Your objective: Continue the passage about the Flag Institute, picking up after its final sentence.

Text block:
-------

In 2010 the Flag Institute and the UK Parliamentary Flags and Heraldry Committee campaigned successfully to ensure that the national flag of the United Kingdom would fly permanently from the flagpole of the Houses of Parliament. Previously the Union Flag had flown only when Parliament was in session, leaving the flagpole bare at other times.
==UK Flag Registry==
The Flag Institute maintains and manages a UK Flag Registry recording the national, supranational, local and community flags flown in the UK and its Crown Dependencies and Overseas Territories.

Its officers have also been involved in several flag designs, including those for the badge and ensign of the UK Border Agency and the flag of the UK Supreme Court.

-------

Supplied information:
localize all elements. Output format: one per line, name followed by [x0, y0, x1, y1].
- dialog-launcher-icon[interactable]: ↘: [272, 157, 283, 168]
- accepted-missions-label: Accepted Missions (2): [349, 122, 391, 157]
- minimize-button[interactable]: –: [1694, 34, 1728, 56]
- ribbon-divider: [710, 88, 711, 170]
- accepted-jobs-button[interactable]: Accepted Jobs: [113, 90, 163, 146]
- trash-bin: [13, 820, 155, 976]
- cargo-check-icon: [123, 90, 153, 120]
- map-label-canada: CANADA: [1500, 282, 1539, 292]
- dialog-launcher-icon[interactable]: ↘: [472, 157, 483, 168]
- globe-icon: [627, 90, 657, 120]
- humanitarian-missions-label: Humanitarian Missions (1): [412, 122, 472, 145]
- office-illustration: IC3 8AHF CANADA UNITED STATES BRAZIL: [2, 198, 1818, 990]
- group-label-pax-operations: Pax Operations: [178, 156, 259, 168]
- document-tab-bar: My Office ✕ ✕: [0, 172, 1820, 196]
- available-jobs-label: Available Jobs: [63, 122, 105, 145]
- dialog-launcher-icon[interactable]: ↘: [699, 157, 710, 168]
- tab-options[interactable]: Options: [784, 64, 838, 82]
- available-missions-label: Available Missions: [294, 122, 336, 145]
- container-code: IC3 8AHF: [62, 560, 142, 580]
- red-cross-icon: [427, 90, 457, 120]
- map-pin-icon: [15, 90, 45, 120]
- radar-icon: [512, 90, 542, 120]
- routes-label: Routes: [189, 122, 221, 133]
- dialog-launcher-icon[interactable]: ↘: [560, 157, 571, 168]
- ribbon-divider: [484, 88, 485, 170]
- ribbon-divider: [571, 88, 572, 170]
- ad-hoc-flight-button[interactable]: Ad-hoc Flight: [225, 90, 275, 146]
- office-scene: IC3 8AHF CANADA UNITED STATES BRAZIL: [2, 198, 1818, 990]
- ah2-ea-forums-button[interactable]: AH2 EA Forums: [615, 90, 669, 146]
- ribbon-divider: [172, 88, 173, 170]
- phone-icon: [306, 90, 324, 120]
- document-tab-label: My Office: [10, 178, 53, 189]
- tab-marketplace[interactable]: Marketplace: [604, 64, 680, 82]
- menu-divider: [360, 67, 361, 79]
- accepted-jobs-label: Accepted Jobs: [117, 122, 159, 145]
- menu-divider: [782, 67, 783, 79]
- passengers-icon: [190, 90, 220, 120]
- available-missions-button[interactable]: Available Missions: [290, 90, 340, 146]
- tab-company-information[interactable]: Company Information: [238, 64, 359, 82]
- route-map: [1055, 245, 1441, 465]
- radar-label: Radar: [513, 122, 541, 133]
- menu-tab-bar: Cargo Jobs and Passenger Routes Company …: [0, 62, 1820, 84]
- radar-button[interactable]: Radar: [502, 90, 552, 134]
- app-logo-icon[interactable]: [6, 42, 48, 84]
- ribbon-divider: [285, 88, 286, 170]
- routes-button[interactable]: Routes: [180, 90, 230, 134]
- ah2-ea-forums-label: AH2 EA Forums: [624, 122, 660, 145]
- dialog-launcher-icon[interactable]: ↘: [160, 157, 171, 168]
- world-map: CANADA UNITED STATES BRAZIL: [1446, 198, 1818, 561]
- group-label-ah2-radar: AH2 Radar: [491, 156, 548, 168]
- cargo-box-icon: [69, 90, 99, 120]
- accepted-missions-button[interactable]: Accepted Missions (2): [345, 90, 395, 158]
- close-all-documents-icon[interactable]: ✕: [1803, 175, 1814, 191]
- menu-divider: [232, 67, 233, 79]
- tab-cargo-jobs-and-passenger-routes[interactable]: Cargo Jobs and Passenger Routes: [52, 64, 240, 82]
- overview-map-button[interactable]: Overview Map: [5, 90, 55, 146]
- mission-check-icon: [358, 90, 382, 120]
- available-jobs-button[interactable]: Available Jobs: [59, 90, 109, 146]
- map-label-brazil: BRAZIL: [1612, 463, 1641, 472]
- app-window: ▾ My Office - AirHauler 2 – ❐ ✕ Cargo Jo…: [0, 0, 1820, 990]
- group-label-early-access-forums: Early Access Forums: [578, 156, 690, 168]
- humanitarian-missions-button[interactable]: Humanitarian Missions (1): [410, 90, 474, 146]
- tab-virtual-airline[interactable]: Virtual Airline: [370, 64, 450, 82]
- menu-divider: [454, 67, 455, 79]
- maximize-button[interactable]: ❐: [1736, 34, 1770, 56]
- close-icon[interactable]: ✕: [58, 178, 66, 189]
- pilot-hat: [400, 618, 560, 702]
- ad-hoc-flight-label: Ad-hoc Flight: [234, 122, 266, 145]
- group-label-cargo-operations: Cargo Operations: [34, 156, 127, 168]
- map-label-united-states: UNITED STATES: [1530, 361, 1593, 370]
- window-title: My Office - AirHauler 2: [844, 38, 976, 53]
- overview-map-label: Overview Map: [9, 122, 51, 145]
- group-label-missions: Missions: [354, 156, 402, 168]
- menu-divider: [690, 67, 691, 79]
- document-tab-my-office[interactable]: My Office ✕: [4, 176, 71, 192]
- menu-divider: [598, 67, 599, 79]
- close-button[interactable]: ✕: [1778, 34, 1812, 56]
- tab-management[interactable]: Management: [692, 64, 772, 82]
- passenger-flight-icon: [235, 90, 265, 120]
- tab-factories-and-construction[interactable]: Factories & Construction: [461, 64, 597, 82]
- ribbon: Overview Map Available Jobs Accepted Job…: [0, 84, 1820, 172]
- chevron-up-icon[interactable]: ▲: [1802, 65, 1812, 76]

-------

Result for this task:
All Scottish flags must, by law, be authorised by Lord Lyon and recorded in the 'Public Register of All Arms and Bearings in Scotland' and he appointed the Flag Institute's Philip Tibbetts to the newly created role of Honorary Vexillologist to the Court of the Lord Lyon. The Earl Marshal and the College of Arms are legally responsible for flags in the rest of the UK. Both the College of Arms and the Court of Lord Lyon maintain the official register of flags for their respective country or countries. Flags and symbols relating to the UK Armed Forces are regulated by the Crown through the Ministry of Defence, which also governs flags flown at sea by British-registered vessels.

==Publications==
In 2010 the Flag Institute, with the Parliamentary Flags and Heraldry Committee, published a guide to Britain's flag protocol, Flying Flags in the United Kingdom. A revised edition was published in 2020.